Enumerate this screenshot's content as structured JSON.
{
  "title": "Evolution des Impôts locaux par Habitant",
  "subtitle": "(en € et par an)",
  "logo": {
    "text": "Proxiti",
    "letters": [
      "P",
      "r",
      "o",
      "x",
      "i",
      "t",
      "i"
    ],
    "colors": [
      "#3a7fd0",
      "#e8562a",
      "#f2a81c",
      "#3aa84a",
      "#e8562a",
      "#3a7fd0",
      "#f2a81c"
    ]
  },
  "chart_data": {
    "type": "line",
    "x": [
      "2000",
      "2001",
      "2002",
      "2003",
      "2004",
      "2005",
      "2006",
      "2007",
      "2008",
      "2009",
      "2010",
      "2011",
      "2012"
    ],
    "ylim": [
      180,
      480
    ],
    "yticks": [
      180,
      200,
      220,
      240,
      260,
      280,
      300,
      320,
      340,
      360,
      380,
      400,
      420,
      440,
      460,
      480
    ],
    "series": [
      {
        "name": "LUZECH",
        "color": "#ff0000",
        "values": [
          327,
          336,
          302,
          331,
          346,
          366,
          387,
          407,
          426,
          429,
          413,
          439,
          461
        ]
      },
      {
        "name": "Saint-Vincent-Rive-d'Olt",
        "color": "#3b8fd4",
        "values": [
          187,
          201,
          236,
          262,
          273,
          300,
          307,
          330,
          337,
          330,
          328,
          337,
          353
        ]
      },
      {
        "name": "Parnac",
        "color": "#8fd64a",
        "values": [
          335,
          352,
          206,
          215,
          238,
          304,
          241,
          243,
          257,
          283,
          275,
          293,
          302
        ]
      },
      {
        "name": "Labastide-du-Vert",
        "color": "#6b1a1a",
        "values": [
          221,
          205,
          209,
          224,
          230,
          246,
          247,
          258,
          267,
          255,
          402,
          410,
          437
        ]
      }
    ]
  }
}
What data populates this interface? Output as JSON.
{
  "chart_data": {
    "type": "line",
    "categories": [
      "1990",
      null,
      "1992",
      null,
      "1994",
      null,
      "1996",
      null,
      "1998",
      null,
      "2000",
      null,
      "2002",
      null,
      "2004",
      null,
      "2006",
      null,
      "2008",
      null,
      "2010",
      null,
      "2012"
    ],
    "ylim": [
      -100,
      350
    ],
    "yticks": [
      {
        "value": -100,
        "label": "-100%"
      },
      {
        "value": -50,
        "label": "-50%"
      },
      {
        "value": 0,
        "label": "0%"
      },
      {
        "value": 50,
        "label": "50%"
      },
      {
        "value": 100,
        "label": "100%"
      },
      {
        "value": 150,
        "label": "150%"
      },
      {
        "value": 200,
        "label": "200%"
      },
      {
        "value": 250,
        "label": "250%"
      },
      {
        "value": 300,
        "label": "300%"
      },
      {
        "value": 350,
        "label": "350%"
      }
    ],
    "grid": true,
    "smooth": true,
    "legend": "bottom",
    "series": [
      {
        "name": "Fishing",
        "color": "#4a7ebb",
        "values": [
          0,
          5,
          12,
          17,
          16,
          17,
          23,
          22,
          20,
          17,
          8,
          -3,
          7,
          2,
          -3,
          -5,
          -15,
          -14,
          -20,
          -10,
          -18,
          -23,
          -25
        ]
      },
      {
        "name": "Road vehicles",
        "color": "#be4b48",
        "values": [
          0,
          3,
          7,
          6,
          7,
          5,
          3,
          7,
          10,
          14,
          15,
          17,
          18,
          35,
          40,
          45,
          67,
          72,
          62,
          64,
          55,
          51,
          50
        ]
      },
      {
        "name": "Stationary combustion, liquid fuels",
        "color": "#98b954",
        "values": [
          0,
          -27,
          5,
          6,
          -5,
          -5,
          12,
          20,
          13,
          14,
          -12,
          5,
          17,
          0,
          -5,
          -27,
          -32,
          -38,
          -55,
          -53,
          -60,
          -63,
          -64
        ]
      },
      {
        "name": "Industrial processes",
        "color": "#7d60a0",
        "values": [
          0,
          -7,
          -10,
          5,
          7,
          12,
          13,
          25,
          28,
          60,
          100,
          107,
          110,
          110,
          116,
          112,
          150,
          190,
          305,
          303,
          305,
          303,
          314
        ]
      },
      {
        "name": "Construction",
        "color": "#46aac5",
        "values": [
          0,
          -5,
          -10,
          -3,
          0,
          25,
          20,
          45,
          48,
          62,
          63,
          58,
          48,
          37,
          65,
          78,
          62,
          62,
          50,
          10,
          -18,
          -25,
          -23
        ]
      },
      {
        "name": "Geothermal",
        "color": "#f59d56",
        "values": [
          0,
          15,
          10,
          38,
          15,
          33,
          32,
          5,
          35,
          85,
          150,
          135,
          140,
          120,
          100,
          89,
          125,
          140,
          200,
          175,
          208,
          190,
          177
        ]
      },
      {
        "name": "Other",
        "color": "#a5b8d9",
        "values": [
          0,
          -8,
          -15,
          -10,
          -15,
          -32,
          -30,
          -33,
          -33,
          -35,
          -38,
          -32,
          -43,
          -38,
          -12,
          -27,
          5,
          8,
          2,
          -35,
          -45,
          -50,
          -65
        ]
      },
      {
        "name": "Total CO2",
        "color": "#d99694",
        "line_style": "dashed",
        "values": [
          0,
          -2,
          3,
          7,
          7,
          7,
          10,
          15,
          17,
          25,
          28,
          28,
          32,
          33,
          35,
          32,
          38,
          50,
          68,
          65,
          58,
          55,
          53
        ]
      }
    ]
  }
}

:::::

Set problem —
Make a copy of each line that contains the string "JSON".

Exercise solution —
Enumerate this screenshot's content as structured JSON.
What data populates this interface? Output as JSON.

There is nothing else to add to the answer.